>>

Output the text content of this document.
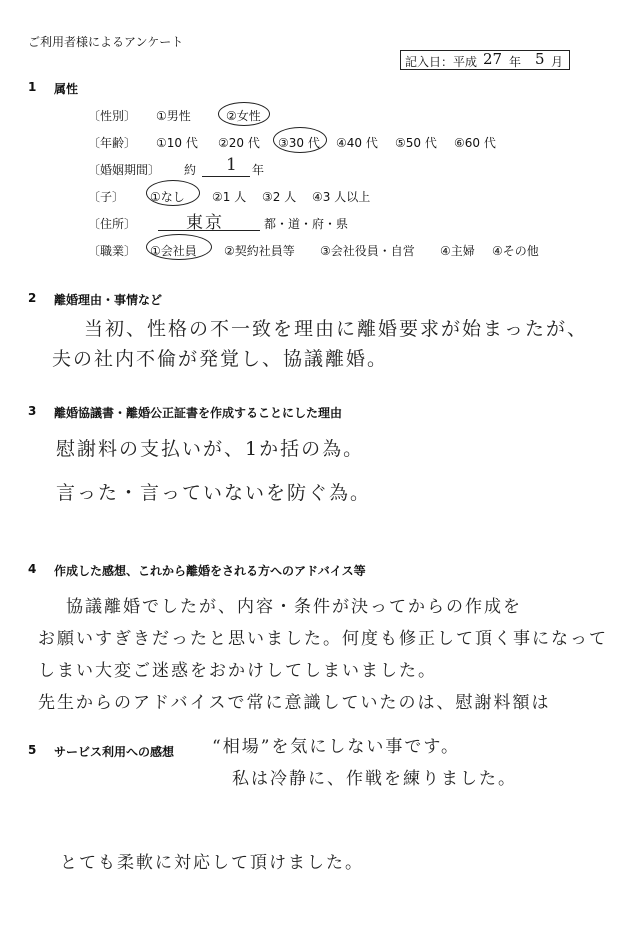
ご利用者様によるアンケート
記入日：平成 27 年 5 月
1 属性
〔性別〕 ①男性	②女性
〔年齢〕 ①10 代 ②20 代 ③30 代 ④40 代 ⑤50 代 ⑥60 代
〔婚姻期間〕 約 1 年
〔子〕 ①なし ②1 人 ③2 人 ④3 人以上
〔住所〕	東京	都・道・府・県
〔職業〕 ①会社員 ②契約社員等 ③会社役員・自営 ④主婦 ④その他
2 離婚理由・事情など
当初、性格の不一致を理由に離婚要求が始まったが、
夫の社内不倫が発覚し、協議離婚。
3 離婚協議書・離婚公正証書を作成することにした理由
慰謝料の支払いが、1か括の為。
言った・言っていないを防ぐ為。
4 作成した感想、これから離婚をされる方へのアドバイス等
協議離婚でしたが、内容・条件が決ってからの作成を
お願いすぎきだったと思いました。何度も修正して頂く事になって
しまい大変ご迷惑をおかけしてしまいました。
先生からのアドバイスで常に意識していたのは、慰謝料額は
“相場”を気にしない事です。
私は冷静に、作戦を練りました。
5 サービス利用への感想
とても柔軟に対応して頂けました。
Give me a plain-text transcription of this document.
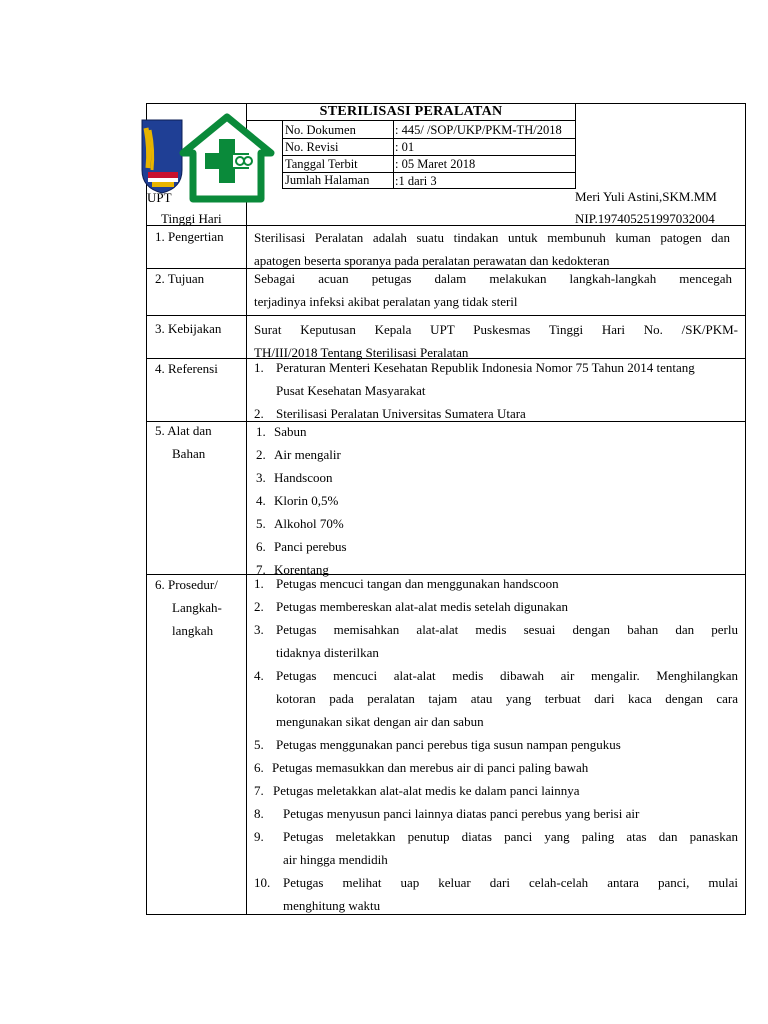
STERILISASI PERALATAN
No. Dokumen	: 445/ /SOP/UKP/PKM-TH/2018
No. Revisi	: 01
Tanggal Terbit	: 05 Maret 2018
Jumlah Halaman :1 dari 3
UPT
Tinggi Hari
Meri Yuli Astini,SKM.MM
NIP.197405251997032004
1. Pengertian Sterilisasi Peralatan adalah suatu tindakan untuk membunuh kuman patogen dan
apatogen beserta sporanya pada peralatan perawatan dan kedokteran
2. Tujuan	Sebagai acuan petugas dalam melakukan langkah-langkah mencegah
terjadinya infeksi akibat peralatan yang tidak steril
3. Kebijakan	Surat Keputusan Kepala UPT Puskesmas Tinggi Hari No. /SK/PKM-
TH/III/2018 Tentang Sterilisasi Peralatan
4. Referensi	1. Peraturan Menteri Kesehatan Republik Indonesia Nomor 75 Tahun 2014 tentang
Pusat Kesehatan Masyarakat
2. Sterilisasi Peralatan Universitas Sumatera Utara
5. Alat dan
Bahan
1. Sabun
2. Air mengalir
3. Handscoon
4. Klorin 0,5%
5. Alkohol 70%
6. Panci perebus
7. Korentang
6. Prosedur/
Langkah-
langkah
1. Petugas mencuci tangan dan menggunakan handscoon
2. Petugas membereskan alat-alat medis setelah digunakan
3. Petugas memisahkan alat-alat medis sesuai dengan bahan dan perlu
tidaknya disterilkan
4. Petugas mencuci alat-alat medis dibawah air mengalir. Menghilangkan
kotoran pada peralatan tajam atau yang terbuat dari kaca dengan cara
mengunakan sikat dengan air dan sabun
5. Petugas menggunakan panci perebus tiga susun nampan pengukus
6. Petugas memasukkan dan merebus air di panci paling bawah
7. Petugas meletakkan alat-alat medis ke dalam panci lainnya
8. Petugas menyusun panci lainnya diatas panci perebus yang berisi air
9. Petugas meletakkan penutup diatas panci yang paling atas dan panaskan
air hingga mendidih
10. Petugas melihat uap keluar dari celah-celah antara panci, mulai
menghitung waktu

<<

WRITTEN REQUEST: Return each line that includes "document".

WRITTEN ANSWER:
Output the text content of this document.
Give me a plain-text transcription of this document.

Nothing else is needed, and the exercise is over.